» **TEXT EXCERPT**
━━━

3.9 KiB

InfluxDB

These instructions are a work in progress, and some parts may be broken.

This guide assumes you are running these commands as root. On a hardened system, this would be a bad thing, but it's fine for testing.

Start by getting a machine to work on, such as a Vultr VPS.

Update the machine, and install the docker.io package on it:

sudo apt update
sudo apt upgrade -y
sudo apt install -y docker.io

Create an Influx config file skeleton:

docker run --rm influxdb:2.7 influxd print-config > influxdb2-config.yml

You can read through the config and modify anything you like. Then create a data directory that will be mounted inside the container:

mkdir -p /root/influxdb2

Create the InfluxDB container:

docker run \
  --name influxdb2 \
  -d \
  --restart always \
  -p 8086:8086 \
  -v /root/influxdb2:/var/lib/influxdb2 \
  -v /root/influxdb2-config.yml:/etc/influxdb2/config.yml \
  influxdb:2.7

Check that the container is running:

docker ps

Once the container is running, you need to access it. You can either run insecurely and access it directly on port 8086, or you can set up a reverse proxy to serve as a secure "middleman" between the internet and the container.

Direct Access

To access InfluxDB directly, ensure you allow the port in your system's firewall, if applicable. Ubuntu on Vultr comes with ufw enabled by default. You can allow the port with:

ufw allow 8086

Then you can view InfluxDB by navigating to http://your-vps-ip-address:8086.

Reverse Proxy

You will need a domain name so that you can add a DNS A record for your VPS IP address. For instance, running host influxdb.metrics.roeber.dev shows the VPS IP address of 155.138.217.70.

━━━

» **DATA EXTRACT**
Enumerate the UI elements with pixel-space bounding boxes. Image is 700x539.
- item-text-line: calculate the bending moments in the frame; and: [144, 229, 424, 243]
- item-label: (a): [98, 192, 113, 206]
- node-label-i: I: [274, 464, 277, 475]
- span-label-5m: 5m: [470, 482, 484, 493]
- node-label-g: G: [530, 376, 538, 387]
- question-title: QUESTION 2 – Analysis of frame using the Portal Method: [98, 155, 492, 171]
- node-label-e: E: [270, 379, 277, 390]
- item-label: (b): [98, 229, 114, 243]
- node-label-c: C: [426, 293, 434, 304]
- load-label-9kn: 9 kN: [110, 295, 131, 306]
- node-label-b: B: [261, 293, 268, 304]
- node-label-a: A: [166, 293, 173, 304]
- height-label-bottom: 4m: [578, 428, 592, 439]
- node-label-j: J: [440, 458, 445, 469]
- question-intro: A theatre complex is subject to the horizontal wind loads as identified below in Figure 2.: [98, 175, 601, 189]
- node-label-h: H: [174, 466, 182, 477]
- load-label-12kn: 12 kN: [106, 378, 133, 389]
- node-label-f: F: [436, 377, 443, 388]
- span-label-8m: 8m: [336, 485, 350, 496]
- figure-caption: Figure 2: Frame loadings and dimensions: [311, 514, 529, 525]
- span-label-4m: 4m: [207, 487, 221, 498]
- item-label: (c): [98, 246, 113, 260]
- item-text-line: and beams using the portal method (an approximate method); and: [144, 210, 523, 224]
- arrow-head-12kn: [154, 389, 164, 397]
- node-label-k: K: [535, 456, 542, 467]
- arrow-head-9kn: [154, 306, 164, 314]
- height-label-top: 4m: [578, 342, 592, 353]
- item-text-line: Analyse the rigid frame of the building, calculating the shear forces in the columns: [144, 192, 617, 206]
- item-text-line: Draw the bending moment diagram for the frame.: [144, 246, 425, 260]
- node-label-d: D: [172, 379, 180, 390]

━━━

Write the next part of the InfluxDB setup guide, picking up after its final sentence. None of the data is needed here.

You will also need to choose a reverse proxy like Nginx or Caddy. Caddy may be simpler to learn, and it will automatically handle TLS certificate generation for you if it listens on a public IP.

To install Caddy on Ubuntu: https://caddyserver.com/docs/install#debian-ubuntu-raspbian

Ensure the firewall (if applicable) allows web traffic:

ufw allow 80
ufw allow 443

Once installed, you can modify /etc/caddy/Caddyfile to include the following:

influx.example.com {
    reverse_proxy :8086
}

Reload Caddy with systemctl reload caddy, wait a few moments for TLS certificate generation, and then navigate to https://influx.example.com.

InfluxDB Setup

Once you can access InfluxDB in your browser, you can perform setup. Copy the operator API token that you get during the setup process (you cannot get it back if you lose it, so keep it safe.)

Open up a shell in the container and set the op token:

docker exec -it influxdb2 bash
export INFLUX_TOKEN=token_you_got_from_the_web_interface

Create an organization named e.g. augusta and bucket named mybucket:

influx org create --name augusta
influx bucket create --org augusta --name mybucket

Create a user and give all rights in the organization:

influx user create --org augusta --name newguy --password somep@ssword
influx auth create --org augusta --user newguy --all-access --description "All access on Augusta organization for user newguy" # https://stackoverflow.com/a/72817942

ChirpStack Integration

In InfluxDB, create an API token that has read/write access to the bucket you want ChirpStack to work with. Keep it handy.

In ChirpStack, go to Applications -> your application name -> Integrations. Click the + button below InfluxDB.

Select InfluxDB v2 for the version.

For the endpoint, enter the URL you use to get to InfluxDB, e.g. http://some_ip:8086 or https://influx.example.com.

Enter the Influx organization, bucket, and the token you just generated, then submit.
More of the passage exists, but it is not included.